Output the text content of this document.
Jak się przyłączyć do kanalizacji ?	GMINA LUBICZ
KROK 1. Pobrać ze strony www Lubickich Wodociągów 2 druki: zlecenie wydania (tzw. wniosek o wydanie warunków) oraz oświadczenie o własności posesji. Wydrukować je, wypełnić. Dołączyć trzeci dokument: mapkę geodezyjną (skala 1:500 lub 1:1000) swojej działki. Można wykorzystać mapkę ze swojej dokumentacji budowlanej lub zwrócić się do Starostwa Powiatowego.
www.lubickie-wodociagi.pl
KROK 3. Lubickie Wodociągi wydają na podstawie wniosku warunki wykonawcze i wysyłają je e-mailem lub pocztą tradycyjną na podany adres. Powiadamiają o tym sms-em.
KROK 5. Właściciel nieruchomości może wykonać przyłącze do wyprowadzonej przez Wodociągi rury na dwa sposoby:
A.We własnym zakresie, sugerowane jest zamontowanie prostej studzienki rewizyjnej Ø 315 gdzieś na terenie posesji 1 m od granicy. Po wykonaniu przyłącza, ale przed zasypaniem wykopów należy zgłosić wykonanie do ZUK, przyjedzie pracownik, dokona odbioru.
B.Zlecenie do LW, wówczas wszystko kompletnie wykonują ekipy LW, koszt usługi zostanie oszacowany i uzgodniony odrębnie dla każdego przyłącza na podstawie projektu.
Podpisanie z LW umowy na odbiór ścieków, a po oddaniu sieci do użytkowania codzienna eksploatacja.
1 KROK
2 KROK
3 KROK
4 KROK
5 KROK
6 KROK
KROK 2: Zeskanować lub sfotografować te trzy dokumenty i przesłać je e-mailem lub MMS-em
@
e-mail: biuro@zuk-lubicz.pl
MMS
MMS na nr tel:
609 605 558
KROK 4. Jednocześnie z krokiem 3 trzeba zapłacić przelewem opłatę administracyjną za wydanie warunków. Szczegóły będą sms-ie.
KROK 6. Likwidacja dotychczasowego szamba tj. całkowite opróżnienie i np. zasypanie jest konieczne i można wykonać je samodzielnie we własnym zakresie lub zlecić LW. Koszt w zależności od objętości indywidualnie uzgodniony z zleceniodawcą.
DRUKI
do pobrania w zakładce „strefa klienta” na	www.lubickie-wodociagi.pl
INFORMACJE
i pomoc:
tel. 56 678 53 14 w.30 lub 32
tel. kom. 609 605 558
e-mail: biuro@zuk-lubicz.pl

────────────────

▶ **Requirement**
Repeat the data above exactly.

▶ **Result**
Output the text content of this document.
Jak się przyłączyć do kanalizacji ?	GMINA LUBICZ
KROK 1. Pobrać ze strony www Lubickich Wodociągów 2 druki: zlecenie wydania (tzw. wniosek o wydanie warunków) oraz oświadczenie o własności posesji. Wydrukować je, wypełnić. Dołączyć trzeci dokument: mapkę geodezyjną (skala 1:500 lub 1:1000) swojej działki. Można wykorzystać mapkę ze swojej dokumentacji budowlanej lub zwrócić się do Starostwa Powiatowego.
www.lubickie-wodociagi.pl
KROK 3. Lubickie Wodociągi wydają na podstawie wniosku warunki wykonawcze i wysyłają je e-mailem lub pocztą tradycyjną na podany adres. Powiadamiają o tym sms-em.
KROK 5. Właściciel nieruchomości może wykonać przyłącze do wyprowadzonej przez Wodociągi rury na dwa sposoby:
A.We własnym zakresie, sugerowane jest zamontowanie prostej studzienki rewizyjnej Ø 315 gdzieś na terenie posesji 1 m od granicy. Po wykonaniu przyłącza, ale przed zasypaniem wykopów należy zgłosić wykonanie do ZUK, przyjedzie pracownik, dokona odbioru.
B.Zlecenie do LW, wówczas wszystko kompletnie wykonują ekipy LW, koszt usługi zostanie oszacowany i uzgodniony odrębnie dla każdego przyłącza na podstawie projektu.
Podpisanie z LW umowy na odbiór ścieków, a po oddaniu sieci do użytkowania codzienna eksploatacja.
1 KROK
2 KROK
3 KROK
4 KROK
5 KROK
6 KROK
KROK 2: Zeskanować lub sfotografować te trzy dokumenty i przesłać je e-mailem lub MMS-em
@
e-mail: biuro@zuk-lubicz.pl
MMS
MMS na nr tel:
609 605 558
KROK 4. Jednocześnie z krokiem 3 trzeba zapłacić przelewem opłatę administracyjną za wydanie warunków. Szczegóły będą sms-ie.
KROK 6. Likwidacja dotychczasowego szamba tj. całkowite opróżnienie i np. zasypanie jest konieczne i można wykonać je samodzielnie we własnym zakresie lub zlecić LW. Koszt w zależności od objętości indywidualnie uzgodniony z zleceniodawcą.
DRUKI
do pobrania w zakładce „strefa klienta” na	www.lubickie-wodociagi.pl
INFORMACJE
i pomoc:
tel. 56 678 53 14 w.30 lub 32
tel. kom. 609 605 558
e-mail: biuro@zuk-lubicz.pl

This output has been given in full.